▸ YOUR GOAL:
Pull out every line with the word "statistics".

# Start of RECORDS SUPPLIED

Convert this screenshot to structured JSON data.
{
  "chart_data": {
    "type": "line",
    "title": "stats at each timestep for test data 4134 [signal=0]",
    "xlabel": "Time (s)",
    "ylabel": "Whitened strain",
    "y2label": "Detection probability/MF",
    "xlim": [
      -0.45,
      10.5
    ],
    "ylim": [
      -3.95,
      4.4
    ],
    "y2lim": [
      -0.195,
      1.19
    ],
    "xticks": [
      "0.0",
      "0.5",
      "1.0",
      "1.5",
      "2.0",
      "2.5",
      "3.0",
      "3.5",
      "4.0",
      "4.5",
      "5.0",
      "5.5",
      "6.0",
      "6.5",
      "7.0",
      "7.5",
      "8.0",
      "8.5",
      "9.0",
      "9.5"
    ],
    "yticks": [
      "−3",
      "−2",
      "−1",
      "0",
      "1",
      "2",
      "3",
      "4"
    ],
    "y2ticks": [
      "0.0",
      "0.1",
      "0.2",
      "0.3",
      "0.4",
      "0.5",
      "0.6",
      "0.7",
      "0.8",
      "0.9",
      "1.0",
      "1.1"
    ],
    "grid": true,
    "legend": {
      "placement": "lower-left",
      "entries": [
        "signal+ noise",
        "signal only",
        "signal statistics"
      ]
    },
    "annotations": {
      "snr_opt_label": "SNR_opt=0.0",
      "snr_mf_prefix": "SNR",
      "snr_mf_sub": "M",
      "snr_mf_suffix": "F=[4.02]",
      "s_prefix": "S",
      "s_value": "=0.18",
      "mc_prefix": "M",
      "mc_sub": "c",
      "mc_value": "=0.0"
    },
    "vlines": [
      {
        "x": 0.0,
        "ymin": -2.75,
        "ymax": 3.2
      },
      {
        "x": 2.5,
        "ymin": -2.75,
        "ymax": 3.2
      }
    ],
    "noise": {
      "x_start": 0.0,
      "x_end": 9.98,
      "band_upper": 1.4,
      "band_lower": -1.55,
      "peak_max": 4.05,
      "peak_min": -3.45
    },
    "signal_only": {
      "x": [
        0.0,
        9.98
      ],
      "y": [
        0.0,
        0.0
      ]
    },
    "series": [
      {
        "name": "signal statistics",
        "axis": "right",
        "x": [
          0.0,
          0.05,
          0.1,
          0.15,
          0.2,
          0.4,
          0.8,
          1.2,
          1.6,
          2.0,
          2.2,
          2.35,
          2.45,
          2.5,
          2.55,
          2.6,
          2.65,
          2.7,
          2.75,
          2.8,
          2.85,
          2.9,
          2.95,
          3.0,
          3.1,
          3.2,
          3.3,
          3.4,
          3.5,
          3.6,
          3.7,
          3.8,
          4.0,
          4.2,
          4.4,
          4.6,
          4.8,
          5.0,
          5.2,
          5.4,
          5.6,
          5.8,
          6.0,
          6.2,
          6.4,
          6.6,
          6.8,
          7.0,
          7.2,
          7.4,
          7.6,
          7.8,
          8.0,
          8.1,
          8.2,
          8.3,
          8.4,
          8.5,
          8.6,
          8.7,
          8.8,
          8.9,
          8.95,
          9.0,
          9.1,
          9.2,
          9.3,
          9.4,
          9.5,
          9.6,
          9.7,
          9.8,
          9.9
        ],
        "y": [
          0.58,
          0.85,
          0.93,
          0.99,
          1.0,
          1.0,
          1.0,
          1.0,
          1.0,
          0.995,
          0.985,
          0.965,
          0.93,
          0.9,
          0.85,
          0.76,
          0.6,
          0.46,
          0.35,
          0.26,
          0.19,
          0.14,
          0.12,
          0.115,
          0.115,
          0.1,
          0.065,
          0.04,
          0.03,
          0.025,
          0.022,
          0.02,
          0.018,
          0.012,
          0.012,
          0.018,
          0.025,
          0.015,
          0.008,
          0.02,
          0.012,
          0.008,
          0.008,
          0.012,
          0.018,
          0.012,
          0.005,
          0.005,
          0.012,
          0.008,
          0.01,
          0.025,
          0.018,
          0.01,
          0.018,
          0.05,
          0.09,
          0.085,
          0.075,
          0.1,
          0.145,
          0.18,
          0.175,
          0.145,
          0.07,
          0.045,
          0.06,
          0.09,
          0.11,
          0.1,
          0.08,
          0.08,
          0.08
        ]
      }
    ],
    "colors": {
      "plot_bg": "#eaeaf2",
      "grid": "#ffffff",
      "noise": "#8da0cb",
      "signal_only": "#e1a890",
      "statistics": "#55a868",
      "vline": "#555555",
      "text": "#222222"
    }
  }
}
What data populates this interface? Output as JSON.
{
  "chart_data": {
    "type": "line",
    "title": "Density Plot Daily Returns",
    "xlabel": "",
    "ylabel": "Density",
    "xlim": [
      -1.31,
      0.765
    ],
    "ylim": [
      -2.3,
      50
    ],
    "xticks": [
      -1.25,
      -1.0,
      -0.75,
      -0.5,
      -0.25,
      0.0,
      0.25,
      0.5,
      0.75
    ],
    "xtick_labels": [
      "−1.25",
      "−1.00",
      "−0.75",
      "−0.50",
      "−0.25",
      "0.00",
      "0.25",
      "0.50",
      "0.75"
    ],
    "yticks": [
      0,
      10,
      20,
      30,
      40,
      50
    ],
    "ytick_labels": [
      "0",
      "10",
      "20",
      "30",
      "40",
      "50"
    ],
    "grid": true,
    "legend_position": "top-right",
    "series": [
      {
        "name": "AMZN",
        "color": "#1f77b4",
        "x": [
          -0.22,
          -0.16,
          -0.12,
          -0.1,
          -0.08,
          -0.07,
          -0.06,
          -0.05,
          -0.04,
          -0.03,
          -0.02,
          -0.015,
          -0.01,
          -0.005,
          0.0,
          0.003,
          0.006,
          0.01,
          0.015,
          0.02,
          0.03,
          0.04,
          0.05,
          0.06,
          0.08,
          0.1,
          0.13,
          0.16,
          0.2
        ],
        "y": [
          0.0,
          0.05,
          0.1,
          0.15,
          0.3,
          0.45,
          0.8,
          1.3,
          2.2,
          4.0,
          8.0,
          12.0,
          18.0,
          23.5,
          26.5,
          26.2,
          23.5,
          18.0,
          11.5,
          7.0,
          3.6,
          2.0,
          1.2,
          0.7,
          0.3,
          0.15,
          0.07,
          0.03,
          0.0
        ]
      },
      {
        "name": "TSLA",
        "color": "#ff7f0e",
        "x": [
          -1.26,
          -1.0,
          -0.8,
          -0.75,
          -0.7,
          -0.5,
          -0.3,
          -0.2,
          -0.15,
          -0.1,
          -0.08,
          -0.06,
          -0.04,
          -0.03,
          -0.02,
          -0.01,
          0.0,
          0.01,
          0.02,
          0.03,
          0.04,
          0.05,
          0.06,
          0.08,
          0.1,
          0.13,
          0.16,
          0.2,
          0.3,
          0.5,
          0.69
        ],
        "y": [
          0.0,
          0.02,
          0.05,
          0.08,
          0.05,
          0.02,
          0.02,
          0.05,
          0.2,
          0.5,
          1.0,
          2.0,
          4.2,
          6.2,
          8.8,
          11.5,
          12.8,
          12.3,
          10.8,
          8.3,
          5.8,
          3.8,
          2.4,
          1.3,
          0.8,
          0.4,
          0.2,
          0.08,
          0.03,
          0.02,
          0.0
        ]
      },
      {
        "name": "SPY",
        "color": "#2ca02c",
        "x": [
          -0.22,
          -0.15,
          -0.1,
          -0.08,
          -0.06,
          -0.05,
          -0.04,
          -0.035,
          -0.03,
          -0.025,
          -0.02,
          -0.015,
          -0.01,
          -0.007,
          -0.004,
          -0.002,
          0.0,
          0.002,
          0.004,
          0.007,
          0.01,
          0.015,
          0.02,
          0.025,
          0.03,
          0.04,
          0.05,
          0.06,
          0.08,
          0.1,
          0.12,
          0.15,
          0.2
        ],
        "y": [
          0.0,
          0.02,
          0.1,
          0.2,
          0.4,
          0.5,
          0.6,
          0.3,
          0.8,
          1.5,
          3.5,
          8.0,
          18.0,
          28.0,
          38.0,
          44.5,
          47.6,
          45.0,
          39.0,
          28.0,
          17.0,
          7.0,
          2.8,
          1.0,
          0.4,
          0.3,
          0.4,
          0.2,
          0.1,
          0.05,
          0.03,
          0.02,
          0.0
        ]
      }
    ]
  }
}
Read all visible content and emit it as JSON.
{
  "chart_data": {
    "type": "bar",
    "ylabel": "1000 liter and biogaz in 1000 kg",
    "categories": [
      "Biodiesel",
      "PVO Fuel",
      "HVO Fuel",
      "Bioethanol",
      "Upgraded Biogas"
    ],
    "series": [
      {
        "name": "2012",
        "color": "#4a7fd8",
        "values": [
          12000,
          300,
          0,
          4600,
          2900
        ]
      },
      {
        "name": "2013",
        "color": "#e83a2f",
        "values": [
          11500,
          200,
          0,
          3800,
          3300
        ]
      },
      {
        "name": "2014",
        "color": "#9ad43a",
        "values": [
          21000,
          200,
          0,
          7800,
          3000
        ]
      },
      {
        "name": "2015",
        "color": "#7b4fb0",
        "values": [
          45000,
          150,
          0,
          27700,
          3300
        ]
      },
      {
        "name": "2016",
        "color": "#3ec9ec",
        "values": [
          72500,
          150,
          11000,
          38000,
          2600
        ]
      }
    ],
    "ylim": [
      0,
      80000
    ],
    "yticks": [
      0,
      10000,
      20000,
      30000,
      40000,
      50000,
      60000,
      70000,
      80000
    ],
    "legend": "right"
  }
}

# End of RECORDS SUPPLIED

▸ REPLY:
        "signal statistics"
        "name": "signal statistics",
      "statistics": "#55a868",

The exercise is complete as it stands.